(Passage for review Opens)

As the investment landscape evolves, impact investment has emerged as a transformative force. It goes beyond adding a charitable component to financial initiatives and aims to create measurable, positive change ingrained within business operations. To achieve this, impact investment must transcend the superficial integration of impact key performance indicators (KPIs) and pursue a more profound merging of profit and purpose.
At its core, impact investment is about harnessing the power of capital to create a better world. It’s a response to the pressing issues of our time, from climate change and inequality to health crises and beyond. Yet, the allure of blending profit with purpose poses a significant challenge: ensuring that impact doesn’t become a secondary concern or, worse, a marketing afterthought.
Beyond the Numbers
Impact KPIs (Key Performance Indicators) are essential tools for assessing the effectiveness of investments in achieving their intended social or environmental benefits.
It gets a lot of focus in the investment world for a good reason – finding good impact data is a big problem in impact investing. At investor meetings, the most popular topics are about measuring, managing, and reporting impact.
However, focusing so much on impact as a metric will not capture the full potential of the impact investments. We need to embed the impact at the core of the companies we invest in. This means ensuring that their mission and operations are inherently driven towards positive outcomes and stay so over time, creating a lasting and sustainable impact.
Reflective Questions for a Deeper Approach
To elevate impact investment above traditional venture capital models, let’s consider some reflective questions that challenge us to think more profoundly about our objectives and methods. These questions are key for creating a balanced deal, that focuses on impact.

(Passage for review Closes)
(Data excerpts Opens)

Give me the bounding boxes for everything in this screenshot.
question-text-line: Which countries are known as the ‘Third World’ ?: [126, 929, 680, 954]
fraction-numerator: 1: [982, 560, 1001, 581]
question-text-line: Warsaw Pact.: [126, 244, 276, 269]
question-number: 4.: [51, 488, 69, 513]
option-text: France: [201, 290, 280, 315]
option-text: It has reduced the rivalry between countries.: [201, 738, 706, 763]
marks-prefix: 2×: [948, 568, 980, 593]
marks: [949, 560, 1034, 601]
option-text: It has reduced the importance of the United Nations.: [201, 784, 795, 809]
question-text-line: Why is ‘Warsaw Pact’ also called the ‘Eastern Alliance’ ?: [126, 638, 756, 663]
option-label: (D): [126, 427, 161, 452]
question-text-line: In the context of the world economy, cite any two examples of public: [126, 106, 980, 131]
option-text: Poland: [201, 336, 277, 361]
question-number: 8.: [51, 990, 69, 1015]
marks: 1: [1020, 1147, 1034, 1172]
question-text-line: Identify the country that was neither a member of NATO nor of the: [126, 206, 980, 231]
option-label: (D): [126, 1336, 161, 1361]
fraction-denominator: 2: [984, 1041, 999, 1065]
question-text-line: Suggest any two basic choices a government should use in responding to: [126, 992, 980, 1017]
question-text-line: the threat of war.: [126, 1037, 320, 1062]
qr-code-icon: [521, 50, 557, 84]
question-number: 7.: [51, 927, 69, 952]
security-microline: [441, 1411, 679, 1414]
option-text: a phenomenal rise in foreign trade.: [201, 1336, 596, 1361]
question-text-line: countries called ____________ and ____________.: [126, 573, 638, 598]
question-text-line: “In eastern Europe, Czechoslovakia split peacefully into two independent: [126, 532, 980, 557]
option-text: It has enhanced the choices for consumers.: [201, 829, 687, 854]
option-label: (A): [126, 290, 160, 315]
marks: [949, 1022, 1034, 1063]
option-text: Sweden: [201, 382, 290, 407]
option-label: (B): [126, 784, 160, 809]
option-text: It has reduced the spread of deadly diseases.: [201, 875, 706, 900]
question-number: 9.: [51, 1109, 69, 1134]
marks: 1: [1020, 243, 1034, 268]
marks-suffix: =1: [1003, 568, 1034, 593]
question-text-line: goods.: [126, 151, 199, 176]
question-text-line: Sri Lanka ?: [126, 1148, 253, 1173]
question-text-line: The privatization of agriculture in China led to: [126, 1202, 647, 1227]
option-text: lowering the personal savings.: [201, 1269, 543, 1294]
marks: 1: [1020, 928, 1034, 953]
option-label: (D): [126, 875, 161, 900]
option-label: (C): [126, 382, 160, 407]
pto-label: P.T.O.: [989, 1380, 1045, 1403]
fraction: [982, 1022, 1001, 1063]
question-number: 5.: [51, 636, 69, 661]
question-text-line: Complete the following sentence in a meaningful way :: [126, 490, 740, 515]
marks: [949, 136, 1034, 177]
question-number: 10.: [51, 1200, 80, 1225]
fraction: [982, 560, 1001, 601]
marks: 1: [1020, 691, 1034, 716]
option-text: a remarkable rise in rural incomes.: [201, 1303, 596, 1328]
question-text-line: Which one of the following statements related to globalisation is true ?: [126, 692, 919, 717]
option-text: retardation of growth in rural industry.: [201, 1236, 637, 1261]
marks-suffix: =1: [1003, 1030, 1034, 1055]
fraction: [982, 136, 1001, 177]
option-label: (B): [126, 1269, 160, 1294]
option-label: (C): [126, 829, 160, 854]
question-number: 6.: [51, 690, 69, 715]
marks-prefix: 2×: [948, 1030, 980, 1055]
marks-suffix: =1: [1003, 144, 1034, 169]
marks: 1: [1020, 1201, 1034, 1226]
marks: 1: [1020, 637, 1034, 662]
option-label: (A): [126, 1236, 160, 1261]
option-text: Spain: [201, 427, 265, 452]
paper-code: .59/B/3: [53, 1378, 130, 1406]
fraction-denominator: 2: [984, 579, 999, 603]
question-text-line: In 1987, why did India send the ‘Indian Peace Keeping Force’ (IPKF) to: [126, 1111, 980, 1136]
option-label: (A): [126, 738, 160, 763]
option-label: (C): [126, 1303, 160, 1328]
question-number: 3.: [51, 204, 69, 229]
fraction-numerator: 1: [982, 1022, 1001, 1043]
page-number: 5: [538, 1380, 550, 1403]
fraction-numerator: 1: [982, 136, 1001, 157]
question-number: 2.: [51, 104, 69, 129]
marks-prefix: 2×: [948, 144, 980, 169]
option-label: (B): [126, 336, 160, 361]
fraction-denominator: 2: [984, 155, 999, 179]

(Data excerpts Closes)

> Work request 1: From the passage on impact investment, list every pressing issue of our time that it names.
> Work request 2:
Answer these questions using the passage on impact investment:
(a) What does the abbreviation KPIs stand for?
(b) Which topics are the most popular at investor meetings?
(c) According to the passage, what are the reflective questions key for creating?
The lines above are not needed for this work.

> Task answer 1: Climate change, inequality, health crises

> Task answer 2:
(a) Key Performance Indicators
(b) Measuring, managing, and reporting impact
(c) A balanced deal that focuses on impact